Data entries:
• • •

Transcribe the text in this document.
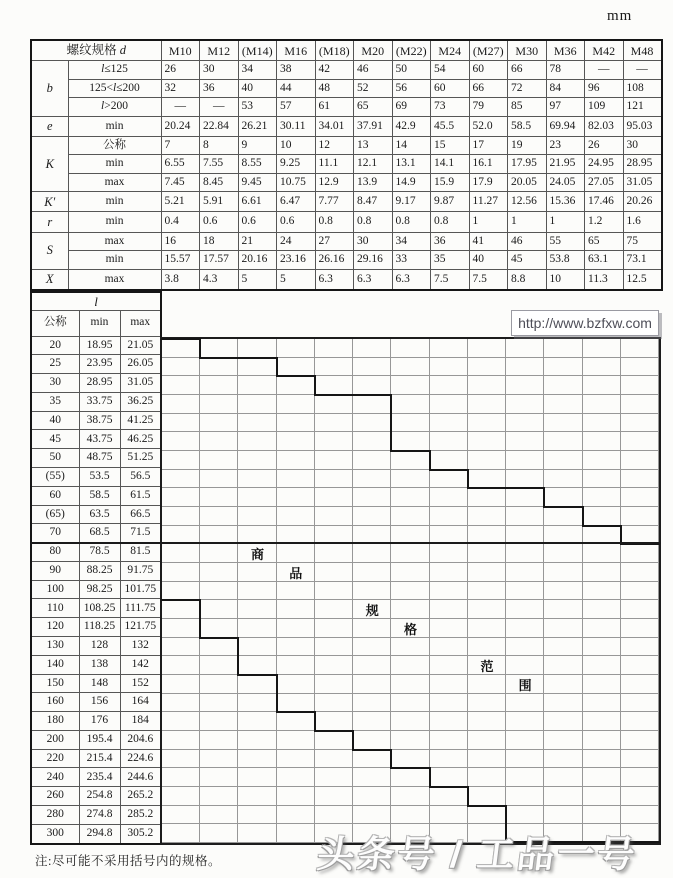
mm
螺纹规格 d		M10	M12	(M14)	M16	(M18)	M20	(M22)	M24	(M27)	M30	M36	M42	M48
b	l≤125	26	30	34	38	42	46	50	54	60	66	78	—	—
	125<l≤200	32	36	40	44	48	52	56	60	66	72	84	96	108
	l>200	—	—	53	57	61	65	69	73	79	85	97	109	121
e	min	20.24	22.84	26.21	30.11	34.01	37.91	42.9	45.5	52.0	58.5	69.94	82.03	95.03
K	公称	7	8	9	10	12	13	14	15	17	19	23	26	30
	min	6.55	7.55	8.55	9.25	11.1	12.1	13.1	14.1	16.1	17.95	21.95	24.95	28.95
	max	7.45	8.45	9.45	10.75	12.9	13.9	14.9	15.9	17.9	20.05	24.05	27.05	31.05
K′	min	5.21	5.91	6.61	6.47	7.77	8.47	9.17	9.87	11.27	12.56	15.36	17.46	20.26
r	min	0.4	0.6	0.6	0.6	0.8	0.8	0.8	0.8	1	1	1	1.2	1.6
S	max	16	18	21	24	27	30	34	36	41	46	55	65	75
	min	15.57	17.57	20.16	23.16	26.16	29.16	33	35	40	45	53.8	63.1	73.1
X	max	3.8	4.3	5	5	6.3	6.3	6.3	7.5	7.5	8.8	10	11.3	12.5
l		
公称	min	max
20	18.95	21.05
25	23.95	26.05
30	28.95	31.05
35	33.75	36.25
40	38.75	41.25
45	43.75	46.25
50	48.75	51.25
(55)	53.5	56.5
60	58.5	61.5
(65)	63.5	66.5
70	68.5	71.5
80	78.5	81.5
90	88.25	91.75
100	98.25	101.75
110	108.25	111.75
120	118.25	121.75
130	128	132
140	138	142
150	148	152
160	156	164
180	176	184
200	195.4	204.6
220	215.4	224.6
240	235.4	244.6
260	254.8	265.2
280	274.8	285.2
300	294.8	305.2
商
品
规
格
范
围
http://www.bzfxw.com
注:尽可能不采用括号内的规格。	头条号 / 工品一号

• • •

- **GOAL OF THE EXERCISE**: Leave out the pictures and copy everything else in the records word for word.

- **RESPONSE**:
Transcribe the text in this document.
mm
螺纹规格 d		M10	M12	(M14)	M16	(M18)	M20	(M22)	M24	(M27)	M30	M36	M42	M48
b	l≤125	26	30	34	38	42	46	50	54	60	66	78	—	—
	125<l≤200	32	36	40	44	48	52	56	60	66	72	84	96	108
	l>200	—	—	53	57	61	65	69	73	79	85	97	109	121
e	min	20.24	22.84	26.21	30.11	34.01	37.91	42.9	45.5	52.0	58.5	69.94	82.03	95.03
K	公称	7	8	9	10	12	13	14	15	17	19	23	26	30
	min	6.55	7.55	8.55	9.25	11.1	12.1	13.1	14.1	16.1	17.95	21.95	24.95	28.95
	max	7.45	8.45	9.45	10.75	12.9	13.9	14.9	15.9	17.9	20.05	24.05	27.05	31.05
K′	min	5.21	5.91	6.61	6.47	7.77	8.47	9.17	9.87	11.27	12.56	15.36	17.46	20.26
r	min	0.4	0.6	0.6	0.6	0.8	0.8	0.8	0.8	1	1	1	1.2	1.6
S	max	16	18	21	24	27	30	34	36	41	46	55	65	75
	min	15.57	17.57	20.16	23.16	26.16	29.16	33	35	40	45	53.8	63.1	73.1
X	max	3.8	4.3	5	5	6.3	6.3	6.3	7.5	7.5	8.8	10	11.3	12.5
l		
公称	min	max
20	18.95	21.05
25	23.95	26.05
30	28.95	31.05
35	33.75	36.25
40	38.75	41.25
45	43.75	46.25
50	48.75	51.25
(55)	53.5	56.5
60	58.5	61.5
(65)	63.5	66.5
70	68.5	71.5
80	78.5	81.5
90	88.25	91.75
100	98.25	101.75
110	108.25	111.75
120	118.25	121.75
130	128	132
140	138	142
150	148	152
160	156	164
180	176	184
200	195.4	204.6
220	215.4	224.6
240	235.4	244.6
260	254.8	265.2
280	274.8	285.2
300	294.8	305.2
商
品
规
格
范
围
http://www.bzfxw.com
注:尽可能不采用括号内的规格。	头条号 / 工品一号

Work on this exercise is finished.